Stated task — Repeat the whole listing exactly.

Material for this exercise —
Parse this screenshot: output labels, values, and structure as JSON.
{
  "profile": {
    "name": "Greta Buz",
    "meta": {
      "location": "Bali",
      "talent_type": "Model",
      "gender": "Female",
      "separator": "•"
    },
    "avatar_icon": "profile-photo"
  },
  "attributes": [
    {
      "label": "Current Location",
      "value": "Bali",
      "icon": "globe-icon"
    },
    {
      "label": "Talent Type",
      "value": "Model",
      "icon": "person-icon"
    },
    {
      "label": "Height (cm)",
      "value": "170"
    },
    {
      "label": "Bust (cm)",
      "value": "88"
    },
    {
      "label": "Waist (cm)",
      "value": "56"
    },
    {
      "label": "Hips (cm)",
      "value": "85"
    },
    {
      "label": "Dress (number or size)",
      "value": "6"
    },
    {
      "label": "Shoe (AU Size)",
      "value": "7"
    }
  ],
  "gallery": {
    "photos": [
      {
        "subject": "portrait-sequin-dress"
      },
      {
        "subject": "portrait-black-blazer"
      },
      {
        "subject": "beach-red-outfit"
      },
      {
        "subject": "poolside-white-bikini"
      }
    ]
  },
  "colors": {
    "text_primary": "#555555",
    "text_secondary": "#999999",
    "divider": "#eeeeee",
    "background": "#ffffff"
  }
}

Complete output —
Parse this screenshot: output labels, values, and structure as JSON.
{
  "profile": {
    "name": "Greta Buz",
    "meta": {
      "location": "Bali",
      "talent_type": "Model",
      "gender": "Female",
      "separator": "•"
    },
    "avatar_icon": "profile-photo"
  },
  "attributes": [
    {
      "label": "Current Location",
      "value": "Bali",
      "icon": "globe-icon"
    },
    {
      "label": "Talent Type",
      "value": "Model",
      "icon": "person-icon"
    },
    {
      "label": "Height (cm)",
      "value": "170"
    },
    {
      "label": "Bust (cm)",
      "value": "88"
    },
    {
      "label": "Waist (cm)",
      "value": "56"
    },
    {
      "label": "Hips (cm)",
      "value": "85"
    },
    {
      "label": "Dress (number or size)",
      "value": "6"
    },
    {
      "label": "Shoe (AU Size)",
      "value": "7"
    }
  ],
  "gallery": {
    "photos": [
      {
        "subject": "portrait-sequin-dress"
      },
      {
        "subject": "portrait-black-blazer"
      },
      {
        "subject": "beach-red-outfit"
      },
      {
        "subject": "poolside-white-bikini"
      }
    ]
  },
  "colors": {
    "text_primary": "#555555",
    "text_secondary": "#999999",
    "divider": "#eeeeee",
    "background": "#ffffff"
  }
}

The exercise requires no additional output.